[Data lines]
## begin

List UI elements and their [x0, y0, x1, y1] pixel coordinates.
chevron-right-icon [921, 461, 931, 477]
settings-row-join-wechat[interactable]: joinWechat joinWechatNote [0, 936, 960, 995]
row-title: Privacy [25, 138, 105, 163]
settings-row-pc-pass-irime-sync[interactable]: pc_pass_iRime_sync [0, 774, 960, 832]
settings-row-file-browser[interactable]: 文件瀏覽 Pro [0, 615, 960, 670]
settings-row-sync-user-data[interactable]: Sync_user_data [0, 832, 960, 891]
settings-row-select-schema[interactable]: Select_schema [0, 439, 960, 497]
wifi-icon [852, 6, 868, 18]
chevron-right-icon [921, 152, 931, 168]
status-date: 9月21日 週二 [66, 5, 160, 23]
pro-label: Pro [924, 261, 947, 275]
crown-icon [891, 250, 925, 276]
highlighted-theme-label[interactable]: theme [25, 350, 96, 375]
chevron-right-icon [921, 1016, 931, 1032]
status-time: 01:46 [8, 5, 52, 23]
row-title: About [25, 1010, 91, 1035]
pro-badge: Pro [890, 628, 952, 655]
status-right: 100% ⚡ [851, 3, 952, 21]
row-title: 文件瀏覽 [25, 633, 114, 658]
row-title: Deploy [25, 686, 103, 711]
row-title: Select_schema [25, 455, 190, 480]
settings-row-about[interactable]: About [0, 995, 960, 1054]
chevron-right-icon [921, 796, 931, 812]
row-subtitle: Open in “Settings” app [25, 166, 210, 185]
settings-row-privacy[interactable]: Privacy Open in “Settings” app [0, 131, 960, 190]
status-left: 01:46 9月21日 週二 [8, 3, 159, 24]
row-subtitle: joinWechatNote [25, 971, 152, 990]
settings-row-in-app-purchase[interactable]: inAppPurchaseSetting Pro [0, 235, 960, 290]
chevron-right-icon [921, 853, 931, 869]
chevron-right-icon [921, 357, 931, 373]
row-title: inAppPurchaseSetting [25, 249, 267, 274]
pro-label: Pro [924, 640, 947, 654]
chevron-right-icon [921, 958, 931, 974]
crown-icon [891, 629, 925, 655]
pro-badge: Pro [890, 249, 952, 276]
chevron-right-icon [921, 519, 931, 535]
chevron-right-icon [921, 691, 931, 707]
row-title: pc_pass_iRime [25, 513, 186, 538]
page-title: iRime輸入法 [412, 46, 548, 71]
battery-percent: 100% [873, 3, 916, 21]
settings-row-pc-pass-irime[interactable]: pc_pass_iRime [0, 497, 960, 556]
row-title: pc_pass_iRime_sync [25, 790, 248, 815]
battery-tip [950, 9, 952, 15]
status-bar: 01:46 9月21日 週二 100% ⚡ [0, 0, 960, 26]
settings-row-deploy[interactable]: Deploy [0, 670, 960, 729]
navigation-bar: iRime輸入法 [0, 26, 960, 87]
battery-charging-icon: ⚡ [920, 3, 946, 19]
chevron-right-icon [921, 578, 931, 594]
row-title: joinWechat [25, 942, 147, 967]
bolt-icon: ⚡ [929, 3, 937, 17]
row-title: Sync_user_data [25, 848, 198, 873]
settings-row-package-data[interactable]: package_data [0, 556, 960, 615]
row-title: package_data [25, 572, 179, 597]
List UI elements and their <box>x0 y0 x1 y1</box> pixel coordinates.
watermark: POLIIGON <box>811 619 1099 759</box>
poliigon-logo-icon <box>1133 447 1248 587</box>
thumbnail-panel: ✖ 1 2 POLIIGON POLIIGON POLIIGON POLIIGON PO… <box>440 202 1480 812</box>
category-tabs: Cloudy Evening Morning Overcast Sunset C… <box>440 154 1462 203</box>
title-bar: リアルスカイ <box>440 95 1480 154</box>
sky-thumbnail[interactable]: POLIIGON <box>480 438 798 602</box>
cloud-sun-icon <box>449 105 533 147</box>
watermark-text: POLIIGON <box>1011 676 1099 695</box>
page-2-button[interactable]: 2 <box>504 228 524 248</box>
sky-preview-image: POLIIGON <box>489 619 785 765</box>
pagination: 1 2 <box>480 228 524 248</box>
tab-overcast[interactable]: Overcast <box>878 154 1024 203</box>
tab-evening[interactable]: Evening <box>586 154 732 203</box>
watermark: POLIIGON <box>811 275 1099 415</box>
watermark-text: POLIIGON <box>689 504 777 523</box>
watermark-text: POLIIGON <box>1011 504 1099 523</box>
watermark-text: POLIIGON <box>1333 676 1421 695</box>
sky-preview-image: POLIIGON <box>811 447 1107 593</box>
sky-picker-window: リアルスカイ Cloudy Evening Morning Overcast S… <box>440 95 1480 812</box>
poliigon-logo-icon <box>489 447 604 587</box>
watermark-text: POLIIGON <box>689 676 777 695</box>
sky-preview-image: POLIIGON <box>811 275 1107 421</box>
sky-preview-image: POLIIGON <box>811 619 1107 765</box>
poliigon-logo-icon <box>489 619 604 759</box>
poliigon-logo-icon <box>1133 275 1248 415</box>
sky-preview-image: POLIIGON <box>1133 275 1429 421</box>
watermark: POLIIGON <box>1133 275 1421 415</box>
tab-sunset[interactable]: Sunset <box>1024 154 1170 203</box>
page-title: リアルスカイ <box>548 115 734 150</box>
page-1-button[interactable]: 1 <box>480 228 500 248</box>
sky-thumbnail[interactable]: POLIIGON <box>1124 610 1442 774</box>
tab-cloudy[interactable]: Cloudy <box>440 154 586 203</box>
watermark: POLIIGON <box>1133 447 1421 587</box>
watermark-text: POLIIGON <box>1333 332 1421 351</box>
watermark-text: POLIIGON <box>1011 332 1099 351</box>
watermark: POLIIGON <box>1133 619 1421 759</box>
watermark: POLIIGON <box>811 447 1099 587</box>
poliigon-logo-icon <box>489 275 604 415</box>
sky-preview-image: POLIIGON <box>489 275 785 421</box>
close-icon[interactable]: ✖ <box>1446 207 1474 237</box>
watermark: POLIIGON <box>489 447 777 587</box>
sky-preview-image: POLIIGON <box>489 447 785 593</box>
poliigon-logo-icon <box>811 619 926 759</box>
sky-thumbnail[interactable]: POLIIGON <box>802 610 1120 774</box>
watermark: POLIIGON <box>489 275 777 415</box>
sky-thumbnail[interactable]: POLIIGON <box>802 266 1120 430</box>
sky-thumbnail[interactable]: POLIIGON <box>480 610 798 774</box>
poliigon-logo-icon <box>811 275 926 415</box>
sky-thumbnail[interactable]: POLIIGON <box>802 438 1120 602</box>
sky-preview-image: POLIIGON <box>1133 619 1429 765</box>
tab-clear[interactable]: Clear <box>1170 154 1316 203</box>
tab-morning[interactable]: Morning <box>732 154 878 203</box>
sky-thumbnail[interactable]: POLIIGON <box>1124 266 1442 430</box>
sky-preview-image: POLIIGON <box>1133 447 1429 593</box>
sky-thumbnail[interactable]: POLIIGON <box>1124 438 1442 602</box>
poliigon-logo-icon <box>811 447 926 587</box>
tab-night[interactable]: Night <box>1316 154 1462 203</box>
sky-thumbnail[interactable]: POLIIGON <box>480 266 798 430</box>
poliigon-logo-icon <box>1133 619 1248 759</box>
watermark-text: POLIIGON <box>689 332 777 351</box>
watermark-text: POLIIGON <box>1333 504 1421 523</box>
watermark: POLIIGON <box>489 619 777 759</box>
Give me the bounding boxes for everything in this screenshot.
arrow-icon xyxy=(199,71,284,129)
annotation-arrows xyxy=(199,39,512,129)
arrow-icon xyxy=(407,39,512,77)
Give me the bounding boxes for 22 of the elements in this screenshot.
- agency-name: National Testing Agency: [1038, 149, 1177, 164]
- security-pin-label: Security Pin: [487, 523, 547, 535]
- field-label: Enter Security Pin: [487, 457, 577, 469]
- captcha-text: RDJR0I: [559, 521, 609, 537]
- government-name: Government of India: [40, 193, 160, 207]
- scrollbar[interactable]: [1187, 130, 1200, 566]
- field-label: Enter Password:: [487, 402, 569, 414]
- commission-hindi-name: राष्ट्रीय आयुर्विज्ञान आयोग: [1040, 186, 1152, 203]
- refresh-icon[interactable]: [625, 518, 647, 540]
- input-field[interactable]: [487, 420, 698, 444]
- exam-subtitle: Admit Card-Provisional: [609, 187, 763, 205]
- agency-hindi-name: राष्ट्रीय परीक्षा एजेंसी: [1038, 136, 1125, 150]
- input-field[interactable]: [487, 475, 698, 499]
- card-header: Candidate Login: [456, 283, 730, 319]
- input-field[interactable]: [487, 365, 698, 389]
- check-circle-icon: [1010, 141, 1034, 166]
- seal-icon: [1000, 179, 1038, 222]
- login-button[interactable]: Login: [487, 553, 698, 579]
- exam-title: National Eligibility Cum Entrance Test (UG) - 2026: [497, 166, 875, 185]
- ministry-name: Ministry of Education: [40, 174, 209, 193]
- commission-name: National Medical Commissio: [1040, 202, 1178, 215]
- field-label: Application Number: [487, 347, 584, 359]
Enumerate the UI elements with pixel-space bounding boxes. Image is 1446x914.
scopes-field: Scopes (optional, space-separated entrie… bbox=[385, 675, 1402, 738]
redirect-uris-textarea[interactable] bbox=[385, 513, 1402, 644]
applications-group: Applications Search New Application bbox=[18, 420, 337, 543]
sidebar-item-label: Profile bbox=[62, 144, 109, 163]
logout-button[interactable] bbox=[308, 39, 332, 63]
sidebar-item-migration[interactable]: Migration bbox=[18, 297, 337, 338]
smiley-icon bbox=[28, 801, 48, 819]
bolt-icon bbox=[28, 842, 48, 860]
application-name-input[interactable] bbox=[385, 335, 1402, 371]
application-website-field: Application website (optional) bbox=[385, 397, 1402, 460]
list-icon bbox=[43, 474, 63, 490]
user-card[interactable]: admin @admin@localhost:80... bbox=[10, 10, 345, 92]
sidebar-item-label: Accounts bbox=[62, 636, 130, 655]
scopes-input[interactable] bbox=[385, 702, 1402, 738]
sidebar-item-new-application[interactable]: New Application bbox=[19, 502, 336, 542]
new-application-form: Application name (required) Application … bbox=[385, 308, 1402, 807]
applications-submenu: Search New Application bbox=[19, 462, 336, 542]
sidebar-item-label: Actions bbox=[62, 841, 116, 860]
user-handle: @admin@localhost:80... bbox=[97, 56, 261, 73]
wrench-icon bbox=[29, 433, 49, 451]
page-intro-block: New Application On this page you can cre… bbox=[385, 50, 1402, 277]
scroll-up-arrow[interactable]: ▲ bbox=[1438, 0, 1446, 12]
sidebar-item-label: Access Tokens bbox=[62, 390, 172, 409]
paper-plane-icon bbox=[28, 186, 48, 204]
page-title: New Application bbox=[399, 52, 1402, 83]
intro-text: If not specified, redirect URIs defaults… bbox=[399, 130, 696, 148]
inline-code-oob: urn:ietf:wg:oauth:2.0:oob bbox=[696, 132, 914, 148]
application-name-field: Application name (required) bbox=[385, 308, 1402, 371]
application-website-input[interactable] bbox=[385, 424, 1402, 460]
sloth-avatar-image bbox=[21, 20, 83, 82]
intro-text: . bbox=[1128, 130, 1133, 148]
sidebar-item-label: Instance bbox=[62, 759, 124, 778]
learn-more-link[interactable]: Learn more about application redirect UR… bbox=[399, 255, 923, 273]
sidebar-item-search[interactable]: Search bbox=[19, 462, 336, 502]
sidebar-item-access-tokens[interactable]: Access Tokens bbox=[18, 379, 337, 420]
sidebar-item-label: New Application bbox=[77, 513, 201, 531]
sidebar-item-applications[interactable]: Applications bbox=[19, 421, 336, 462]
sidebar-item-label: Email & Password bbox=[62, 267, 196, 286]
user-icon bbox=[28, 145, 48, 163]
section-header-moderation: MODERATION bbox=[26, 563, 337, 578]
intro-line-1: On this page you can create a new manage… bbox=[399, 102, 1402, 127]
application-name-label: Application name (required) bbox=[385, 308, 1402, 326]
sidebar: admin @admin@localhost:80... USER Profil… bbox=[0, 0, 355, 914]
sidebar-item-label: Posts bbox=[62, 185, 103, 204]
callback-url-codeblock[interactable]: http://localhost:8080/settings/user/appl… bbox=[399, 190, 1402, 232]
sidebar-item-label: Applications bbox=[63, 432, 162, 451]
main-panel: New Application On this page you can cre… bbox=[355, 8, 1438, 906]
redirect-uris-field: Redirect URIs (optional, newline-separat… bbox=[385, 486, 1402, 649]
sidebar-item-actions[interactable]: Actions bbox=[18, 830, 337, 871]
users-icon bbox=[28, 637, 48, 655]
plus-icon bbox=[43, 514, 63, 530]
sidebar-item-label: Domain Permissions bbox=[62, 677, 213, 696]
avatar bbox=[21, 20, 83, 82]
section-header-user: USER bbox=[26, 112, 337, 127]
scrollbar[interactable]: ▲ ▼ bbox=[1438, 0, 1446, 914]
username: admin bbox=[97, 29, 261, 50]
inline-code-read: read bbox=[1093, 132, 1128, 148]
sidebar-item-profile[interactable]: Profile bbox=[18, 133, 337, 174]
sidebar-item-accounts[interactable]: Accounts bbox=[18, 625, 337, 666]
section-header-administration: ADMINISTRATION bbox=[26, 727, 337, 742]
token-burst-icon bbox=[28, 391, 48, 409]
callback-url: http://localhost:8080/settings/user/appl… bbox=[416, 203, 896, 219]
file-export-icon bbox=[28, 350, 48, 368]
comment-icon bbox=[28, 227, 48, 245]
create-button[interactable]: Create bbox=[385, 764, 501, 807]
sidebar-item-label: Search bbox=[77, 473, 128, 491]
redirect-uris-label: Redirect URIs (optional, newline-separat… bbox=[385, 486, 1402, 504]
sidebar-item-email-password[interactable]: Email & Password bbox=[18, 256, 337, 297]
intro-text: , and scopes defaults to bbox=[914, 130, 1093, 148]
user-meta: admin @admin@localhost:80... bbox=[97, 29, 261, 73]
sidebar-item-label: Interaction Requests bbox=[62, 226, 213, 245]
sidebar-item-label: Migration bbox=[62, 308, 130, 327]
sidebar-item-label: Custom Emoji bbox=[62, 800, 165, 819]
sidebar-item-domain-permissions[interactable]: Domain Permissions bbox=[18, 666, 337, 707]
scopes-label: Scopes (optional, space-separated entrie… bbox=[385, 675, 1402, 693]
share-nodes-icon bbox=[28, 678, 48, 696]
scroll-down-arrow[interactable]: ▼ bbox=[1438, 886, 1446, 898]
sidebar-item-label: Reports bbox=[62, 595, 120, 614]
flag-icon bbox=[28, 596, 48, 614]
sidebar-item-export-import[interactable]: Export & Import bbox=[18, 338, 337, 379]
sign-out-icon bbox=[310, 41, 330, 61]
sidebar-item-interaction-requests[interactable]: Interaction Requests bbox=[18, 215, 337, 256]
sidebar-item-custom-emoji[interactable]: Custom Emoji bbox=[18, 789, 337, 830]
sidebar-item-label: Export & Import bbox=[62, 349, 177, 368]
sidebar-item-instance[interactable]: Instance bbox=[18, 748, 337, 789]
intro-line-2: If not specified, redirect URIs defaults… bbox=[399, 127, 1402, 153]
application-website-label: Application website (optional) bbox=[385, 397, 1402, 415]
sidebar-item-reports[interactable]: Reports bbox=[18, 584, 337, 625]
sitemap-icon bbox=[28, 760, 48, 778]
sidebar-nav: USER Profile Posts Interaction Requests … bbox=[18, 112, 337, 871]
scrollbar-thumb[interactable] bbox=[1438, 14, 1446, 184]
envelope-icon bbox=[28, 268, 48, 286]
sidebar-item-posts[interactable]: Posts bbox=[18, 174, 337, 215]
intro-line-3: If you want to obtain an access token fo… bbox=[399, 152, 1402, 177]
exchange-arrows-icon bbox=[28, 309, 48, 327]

## end

Directions for this task | Copy word for word the items from the first line through the line containing "settings-row-file-browser[interactable]: 文件瀏覽 Pro", including both of those lines.

Reply |
List UI elements and their [x0, y0, x1, y1] pixel coordinates.
chevron-right-icon [921, 461, 931, 477]
settings-row-join-wechat[interactable]: joinWechat joinWechatNote [0, 936, 960, 995]
row-title: Privacy [25, 138, 105, 163]
settings-row-pc-pass-irime-sync[interactable]: pc_pass_iRime_sync [0, 774, 960, 832]
settings-row-file-browser[interactable]: 文件瀏覽 Pro [0, 615, 960, 670]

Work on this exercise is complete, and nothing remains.